Could you repeat the stretch from the first row through the row containing "- dryer-series-label: beauty: [768, 141, 803, 156]", with "dryer-model-label" renamed to "dryer-variant-label" and everything else unchanged, giving only those rows?

**INFORMATION SHOWN**
* * * *
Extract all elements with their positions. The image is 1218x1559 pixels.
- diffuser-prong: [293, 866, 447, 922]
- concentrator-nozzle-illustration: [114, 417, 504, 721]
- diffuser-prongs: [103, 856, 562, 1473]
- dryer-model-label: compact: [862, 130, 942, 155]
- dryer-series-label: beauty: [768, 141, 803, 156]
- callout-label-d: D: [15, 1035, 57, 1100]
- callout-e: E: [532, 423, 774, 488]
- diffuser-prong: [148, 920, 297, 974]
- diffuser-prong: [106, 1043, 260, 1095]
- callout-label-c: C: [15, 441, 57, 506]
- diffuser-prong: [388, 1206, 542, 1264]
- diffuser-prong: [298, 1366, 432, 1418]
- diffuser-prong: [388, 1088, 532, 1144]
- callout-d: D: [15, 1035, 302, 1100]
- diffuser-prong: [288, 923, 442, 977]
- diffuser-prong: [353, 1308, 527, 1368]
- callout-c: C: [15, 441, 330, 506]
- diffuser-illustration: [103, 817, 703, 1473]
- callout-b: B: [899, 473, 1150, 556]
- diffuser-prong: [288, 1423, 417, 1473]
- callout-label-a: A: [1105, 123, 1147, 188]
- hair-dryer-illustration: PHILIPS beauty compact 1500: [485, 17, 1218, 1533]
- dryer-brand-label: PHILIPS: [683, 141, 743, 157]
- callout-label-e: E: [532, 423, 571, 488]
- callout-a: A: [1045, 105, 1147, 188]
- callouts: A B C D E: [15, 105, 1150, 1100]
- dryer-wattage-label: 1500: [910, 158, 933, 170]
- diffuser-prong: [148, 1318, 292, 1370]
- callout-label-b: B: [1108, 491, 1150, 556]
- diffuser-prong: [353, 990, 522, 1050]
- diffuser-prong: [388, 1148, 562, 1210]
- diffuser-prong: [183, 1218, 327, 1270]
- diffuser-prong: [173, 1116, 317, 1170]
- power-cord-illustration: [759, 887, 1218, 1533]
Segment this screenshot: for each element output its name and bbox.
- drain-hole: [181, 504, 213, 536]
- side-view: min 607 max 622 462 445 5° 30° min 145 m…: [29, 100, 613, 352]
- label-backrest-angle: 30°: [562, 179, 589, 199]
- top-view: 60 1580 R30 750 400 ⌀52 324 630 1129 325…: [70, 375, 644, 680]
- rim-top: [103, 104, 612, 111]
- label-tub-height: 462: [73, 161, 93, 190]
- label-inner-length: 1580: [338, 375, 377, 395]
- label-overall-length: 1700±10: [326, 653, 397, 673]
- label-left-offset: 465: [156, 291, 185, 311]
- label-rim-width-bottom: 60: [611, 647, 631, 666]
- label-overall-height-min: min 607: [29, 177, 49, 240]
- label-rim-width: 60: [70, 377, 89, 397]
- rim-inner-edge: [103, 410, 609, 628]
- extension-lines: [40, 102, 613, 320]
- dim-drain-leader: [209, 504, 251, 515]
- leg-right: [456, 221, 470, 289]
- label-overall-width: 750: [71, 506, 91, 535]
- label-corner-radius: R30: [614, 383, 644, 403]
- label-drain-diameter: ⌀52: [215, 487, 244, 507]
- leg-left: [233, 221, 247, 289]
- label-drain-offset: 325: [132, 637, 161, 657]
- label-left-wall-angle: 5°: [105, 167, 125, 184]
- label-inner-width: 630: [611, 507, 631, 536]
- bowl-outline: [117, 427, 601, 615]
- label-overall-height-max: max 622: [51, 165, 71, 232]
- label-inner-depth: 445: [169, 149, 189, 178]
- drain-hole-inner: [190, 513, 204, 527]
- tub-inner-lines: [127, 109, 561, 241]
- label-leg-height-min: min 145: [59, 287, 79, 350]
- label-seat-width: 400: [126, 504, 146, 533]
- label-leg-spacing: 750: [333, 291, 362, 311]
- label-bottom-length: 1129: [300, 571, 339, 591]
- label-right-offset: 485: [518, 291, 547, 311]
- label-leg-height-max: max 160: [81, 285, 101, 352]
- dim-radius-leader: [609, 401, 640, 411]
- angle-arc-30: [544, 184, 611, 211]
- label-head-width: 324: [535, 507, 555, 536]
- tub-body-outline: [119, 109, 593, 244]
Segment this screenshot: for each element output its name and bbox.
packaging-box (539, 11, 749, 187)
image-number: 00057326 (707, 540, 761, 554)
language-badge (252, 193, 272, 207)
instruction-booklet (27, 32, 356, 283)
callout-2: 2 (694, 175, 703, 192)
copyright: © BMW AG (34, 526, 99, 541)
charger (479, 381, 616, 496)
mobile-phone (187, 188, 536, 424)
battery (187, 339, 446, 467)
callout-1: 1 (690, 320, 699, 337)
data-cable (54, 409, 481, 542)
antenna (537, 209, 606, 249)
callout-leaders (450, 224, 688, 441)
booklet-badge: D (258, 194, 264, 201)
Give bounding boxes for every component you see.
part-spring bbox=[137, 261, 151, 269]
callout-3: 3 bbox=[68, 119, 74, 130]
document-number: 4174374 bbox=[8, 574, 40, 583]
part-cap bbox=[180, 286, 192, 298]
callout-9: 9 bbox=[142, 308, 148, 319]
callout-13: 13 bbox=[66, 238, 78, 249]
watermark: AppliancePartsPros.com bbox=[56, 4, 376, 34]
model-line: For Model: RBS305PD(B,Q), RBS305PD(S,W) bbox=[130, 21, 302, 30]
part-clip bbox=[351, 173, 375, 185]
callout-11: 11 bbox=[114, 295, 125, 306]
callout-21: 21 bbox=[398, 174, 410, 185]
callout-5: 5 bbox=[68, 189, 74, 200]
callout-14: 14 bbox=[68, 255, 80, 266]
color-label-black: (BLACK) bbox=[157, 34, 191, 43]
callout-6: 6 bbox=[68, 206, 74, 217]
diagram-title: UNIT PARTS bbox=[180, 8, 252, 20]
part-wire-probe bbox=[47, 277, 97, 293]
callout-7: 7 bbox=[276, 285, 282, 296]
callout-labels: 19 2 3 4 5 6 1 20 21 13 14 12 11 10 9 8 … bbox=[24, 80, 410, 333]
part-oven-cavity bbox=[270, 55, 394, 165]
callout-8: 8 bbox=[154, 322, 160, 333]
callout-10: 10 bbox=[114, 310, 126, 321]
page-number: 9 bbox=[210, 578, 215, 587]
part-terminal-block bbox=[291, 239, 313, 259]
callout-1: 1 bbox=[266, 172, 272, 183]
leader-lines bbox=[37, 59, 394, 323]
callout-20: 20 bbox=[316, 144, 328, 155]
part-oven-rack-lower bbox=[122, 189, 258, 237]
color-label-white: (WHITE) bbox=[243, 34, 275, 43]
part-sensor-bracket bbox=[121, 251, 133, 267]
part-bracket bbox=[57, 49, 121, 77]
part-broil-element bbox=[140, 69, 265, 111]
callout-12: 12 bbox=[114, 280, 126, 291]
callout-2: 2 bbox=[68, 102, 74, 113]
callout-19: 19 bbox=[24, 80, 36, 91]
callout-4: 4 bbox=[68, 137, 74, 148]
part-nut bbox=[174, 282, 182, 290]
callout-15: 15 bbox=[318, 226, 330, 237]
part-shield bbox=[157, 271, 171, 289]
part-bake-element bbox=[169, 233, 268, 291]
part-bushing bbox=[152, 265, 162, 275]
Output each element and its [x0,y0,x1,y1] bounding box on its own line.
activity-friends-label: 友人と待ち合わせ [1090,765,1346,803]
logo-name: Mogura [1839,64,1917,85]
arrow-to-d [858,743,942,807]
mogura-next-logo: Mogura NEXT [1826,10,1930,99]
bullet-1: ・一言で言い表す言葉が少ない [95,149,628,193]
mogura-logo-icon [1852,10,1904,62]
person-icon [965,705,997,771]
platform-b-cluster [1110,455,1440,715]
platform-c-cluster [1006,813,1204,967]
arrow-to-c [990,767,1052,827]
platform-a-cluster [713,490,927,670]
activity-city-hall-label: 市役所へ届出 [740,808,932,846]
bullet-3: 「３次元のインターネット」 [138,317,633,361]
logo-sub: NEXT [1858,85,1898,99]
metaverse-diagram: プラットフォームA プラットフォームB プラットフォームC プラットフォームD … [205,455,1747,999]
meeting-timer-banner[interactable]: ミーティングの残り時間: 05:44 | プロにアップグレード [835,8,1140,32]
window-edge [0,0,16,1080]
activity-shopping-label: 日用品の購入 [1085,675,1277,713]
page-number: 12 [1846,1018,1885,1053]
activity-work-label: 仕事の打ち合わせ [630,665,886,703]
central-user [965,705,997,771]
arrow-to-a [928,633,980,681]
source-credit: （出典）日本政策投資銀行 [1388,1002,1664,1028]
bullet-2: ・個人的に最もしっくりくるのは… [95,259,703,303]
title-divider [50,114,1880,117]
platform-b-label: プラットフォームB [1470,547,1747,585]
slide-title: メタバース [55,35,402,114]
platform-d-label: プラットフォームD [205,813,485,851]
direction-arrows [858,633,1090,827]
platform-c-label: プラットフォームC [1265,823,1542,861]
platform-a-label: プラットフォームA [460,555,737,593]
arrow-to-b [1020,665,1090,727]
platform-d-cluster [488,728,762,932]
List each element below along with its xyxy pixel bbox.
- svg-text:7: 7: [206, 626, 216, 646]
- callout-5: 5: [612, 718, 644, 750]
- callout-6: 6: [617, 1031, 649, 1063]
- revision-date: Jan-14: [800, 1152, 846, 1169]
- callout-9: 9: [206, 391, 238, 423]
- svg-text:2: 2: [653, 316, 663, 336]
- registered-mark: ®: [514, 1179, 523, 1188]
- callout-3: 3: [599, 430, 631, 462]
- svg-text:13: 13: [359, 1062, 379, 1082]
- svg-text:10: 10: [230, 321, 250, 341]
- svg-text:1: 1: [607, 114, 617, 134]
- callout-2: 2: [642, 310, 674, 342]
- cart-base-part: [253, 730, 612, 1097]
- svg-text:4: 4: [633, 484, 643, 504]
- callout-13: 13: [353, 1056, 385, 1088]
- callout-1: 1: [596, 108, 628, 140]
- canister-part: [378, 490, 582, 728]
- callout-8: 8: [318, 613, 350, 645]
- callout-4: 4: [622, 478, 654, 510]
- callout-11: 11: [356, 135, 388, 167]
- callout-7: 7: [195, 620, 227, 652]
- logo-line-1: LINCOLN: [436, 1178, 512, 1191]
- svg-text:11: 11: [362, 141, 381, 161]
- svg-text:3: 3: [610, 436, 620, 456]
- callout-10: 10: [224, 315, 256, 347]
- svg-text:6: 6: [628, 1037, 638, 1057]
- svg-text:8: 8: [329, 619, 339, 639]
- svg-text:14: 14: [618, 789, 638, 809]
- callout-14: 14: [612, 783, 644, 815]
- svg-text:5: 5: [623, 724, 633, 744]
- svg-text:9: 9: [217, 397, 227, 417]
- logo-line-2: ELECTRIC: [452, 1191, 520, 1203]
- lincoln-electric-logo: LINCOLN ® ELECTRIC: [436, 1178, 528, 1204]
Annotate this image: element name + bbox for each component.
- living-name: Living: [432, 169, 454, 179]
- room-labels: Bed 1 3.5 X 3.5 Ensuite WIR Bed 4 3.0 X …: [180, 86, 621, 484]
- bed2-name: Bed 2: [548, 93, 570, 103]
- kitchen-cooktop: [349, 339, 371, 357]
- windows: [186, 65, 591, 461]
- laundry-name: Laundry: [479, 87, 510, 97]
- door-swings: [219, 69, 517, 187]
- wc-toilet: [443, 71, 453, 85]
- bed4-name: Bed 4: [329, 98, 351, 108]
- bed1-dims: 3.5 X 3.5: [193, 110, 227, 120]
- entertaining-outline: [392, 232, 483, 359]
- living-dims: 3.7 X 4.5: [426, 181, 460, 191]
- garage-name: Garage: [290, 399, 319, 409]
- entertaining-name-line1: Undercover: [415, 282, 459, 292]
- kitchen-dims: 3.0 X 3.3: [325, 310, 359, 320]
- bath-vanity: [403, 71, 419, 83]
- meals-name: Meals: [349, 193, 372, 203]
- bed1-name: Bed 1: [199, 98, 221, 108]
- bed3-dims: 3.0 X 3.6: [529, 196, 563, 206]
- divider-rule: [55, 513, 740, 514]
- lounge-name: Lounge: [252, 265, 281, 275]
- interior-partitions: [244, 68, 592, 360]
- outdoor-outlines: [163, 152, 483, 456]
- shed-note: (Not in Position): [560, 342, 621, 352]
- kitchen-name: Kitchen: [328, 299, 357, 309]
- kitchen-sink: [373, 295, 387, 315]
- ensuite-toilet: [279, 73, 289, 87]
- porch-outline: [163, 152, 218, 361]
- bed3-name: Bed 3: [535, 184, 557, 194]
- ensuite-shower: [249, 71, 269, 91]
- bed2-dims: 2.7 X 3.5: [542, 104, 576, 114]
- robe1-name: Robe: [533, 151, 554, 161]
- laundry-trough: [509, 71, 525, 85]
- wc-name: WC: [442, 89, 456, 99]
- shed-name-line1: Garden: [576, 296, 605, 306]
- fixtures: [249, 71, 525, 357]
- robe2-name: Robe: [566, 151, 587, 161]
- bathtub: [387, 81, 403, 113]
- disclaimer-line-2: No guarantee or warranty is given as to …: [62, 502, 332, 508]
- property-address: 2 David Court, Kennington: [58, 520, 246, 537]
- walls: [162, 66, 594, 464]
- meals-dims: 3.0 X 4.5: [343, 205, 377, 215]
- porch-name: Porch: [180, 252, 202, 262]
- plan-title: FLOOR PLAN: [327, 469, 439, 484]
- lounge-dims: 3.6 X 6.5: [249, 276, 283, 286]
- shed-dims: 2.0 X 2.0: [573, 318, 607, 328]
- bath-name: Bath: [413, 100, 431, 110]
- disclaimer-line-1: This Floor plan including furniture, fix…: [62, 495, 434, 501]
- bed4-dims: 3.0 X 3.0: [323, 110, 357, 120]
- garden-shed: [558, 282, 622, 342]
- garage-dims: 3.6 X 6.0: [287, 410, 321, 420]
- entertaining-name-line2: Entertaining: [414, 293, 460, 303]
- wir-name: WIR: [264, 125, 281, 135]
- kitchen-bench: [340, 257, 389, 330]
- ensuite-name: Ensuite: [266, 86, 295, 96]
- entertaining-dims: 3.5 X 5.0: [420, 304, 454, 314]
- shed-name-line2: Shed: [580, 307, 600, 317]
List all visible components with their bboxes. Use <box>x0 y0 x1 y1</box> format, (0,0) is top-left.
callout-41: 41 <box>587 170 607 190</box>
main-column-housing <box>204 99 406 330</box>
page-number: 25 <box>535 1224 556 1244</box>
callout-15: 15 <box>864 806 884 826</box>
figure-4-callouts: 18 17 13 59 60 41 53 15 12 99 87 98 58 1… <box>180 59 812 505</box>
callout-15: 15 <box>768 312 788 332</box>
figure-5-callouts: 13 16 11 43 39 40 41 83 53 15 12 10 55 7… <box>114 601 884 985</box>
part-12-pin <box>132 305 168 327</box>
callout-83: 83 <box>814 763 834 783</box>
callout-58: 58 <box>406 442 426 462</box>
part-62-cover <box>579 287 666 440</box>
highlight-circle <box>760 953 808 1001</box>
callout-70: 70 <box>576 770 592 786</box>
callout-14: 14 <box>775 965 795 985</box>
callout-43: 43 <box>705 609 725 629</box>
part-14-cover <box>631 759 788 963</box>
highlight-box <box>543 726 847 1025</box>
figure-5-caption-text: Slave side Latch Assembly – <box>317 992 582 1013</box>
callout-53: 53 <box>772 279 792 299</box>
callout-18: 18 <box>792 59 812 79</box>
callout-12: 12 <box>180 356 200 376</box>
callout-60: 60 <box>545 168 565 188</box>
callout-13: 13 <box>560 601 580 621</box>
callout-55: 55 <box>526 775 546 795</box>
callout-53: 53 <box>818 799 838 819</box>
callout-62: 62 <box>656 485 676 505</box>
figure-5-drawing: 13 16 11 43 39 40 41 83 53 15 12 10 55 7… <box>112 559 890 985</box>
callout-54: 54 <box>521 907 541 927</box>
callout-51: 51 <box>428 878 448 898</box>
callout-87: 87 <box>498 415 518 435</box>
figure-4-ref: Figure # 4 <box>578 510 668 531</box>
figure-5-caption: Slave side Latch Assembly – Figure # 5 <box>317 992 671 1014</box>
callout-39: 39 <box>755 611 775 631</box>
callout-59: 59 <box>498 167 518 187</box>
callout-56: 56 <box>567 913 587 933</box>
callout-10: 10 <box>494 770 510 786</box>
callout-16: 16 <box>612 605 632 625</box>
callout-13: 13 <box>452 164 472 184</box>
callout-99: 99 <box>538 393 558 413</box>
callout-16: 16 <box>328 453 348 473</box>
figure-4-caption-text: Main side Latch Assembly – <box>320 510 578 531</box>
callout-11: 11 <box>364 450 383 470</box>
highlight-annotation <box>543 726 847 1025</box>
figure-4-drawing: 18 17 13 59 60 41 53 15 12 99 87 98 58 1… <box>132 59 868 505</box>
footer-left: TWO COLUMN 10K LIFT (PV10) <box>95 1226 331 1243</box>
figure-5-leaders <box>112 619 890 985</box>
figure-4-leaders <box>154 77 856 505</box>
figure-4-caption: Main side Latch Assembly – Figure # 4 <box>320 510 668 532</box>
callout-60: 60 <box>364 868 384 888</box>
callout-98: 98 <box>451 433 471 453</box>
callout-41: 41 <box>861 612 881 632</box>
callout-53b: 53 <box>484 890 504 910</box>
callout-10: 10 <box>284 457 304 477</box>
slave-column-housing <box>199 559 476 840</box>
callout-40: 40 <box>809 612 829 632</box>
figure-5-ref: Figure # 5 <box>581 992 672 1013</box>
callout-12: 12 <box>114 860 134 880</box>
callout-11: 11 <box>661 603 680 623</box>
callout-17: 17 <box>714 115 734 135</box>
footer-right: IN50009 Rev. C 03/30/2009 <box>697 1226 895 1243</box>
* * * *
**EXERCISE RESPONSE**
Extract all elements with their positions. The image is 1218x1559 pixels.
- diffuser-prong: [293, 866, 447, 922]
- concentrator-nozzle-illustration: [114, 417, 504, 721]
- diffuser-prongs: [103, 856, 562, 1473]
- dryer-variant-label: compact: [862, 130, 942, 155]
- dryer-series-label: beauty: [768, 141, 803, 156]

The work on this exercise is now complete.